Stated goal:
Of the lines in this material, how many contain "JSON"? Answer with a single number only.

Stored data
#####
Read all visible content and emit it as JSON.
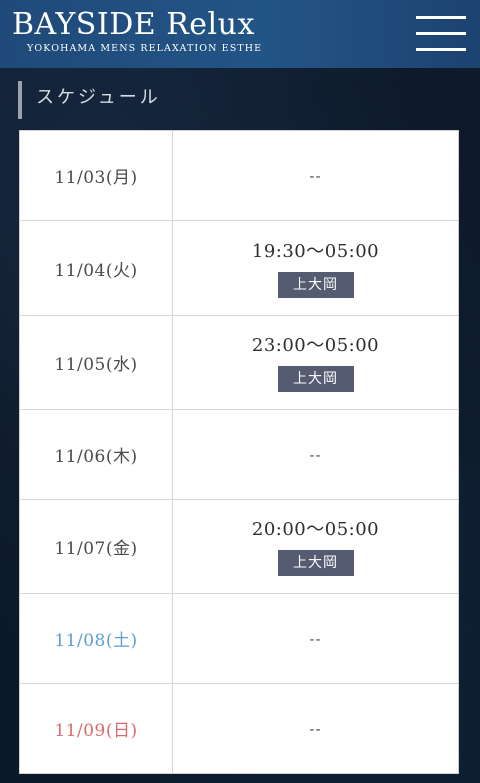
{
  "header": {
    "logo_text": "BAYSIDE Relux",
    "tagline": "YOKOHAMA MENS RELAXATION ESTHE"
  },
  "section": {
    "title": "スケジュール"
  },
  "schedule": [
    {
      "date": "11/03(月)",
      "day_type": "weekday",
      "time": "--",
      "location": ""
    },
    {
      "date": "11/04(火)",
      "day_type": "weekday",
      "time": "19:30〜05:00",
      "location": "上大岡"
    },
    {
      "date": "11/05(水)",
      "day_type": "weekday",
      "time": "23:00〜05:00",
      "location": "上大岡"
    },
    {
      "date": "11/06(木)",
      "day_type": "weekday",
      "time": "--",
      "location": ""
    },
    {
      "date": "11/07(金)",
      "day_type": "weekday",
      "time": "20:00〜05:00",
      "location": "上大岡"
    },
    {
      "date": "11/08(土)",
      "day_type": "saturday",
      "time": "--",
      "location": ""
    },
    {
      "date": "11/09(日)",
      "day_type": "sunday",
      "time": "--",
      "location": ""
    }
  ],
  "colors": {
    "header_bg": "#235486",
    "saturday": "#5a9fd6",
    "sunday": "#d96b6b",
    "location_badge": "#555c72"
  },
  "icons": {
    "menu": "hamburger-menu-icon"
  }
}
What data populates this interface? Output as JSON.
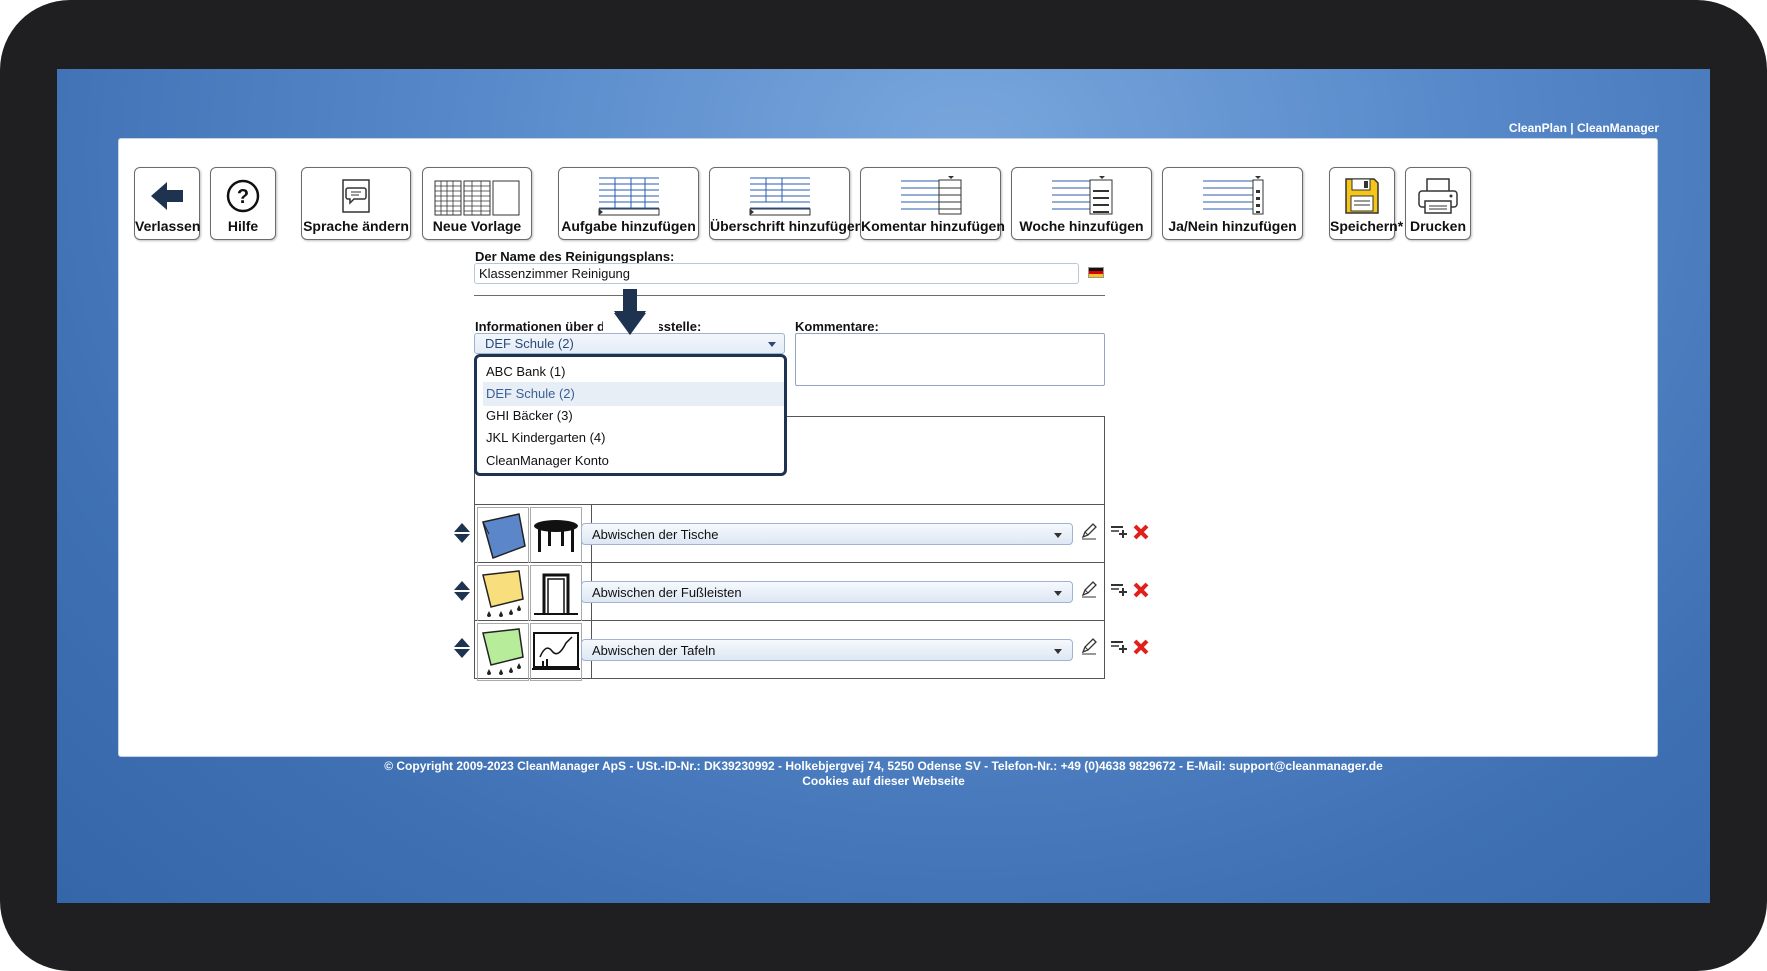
#####
Solution to this problem:
2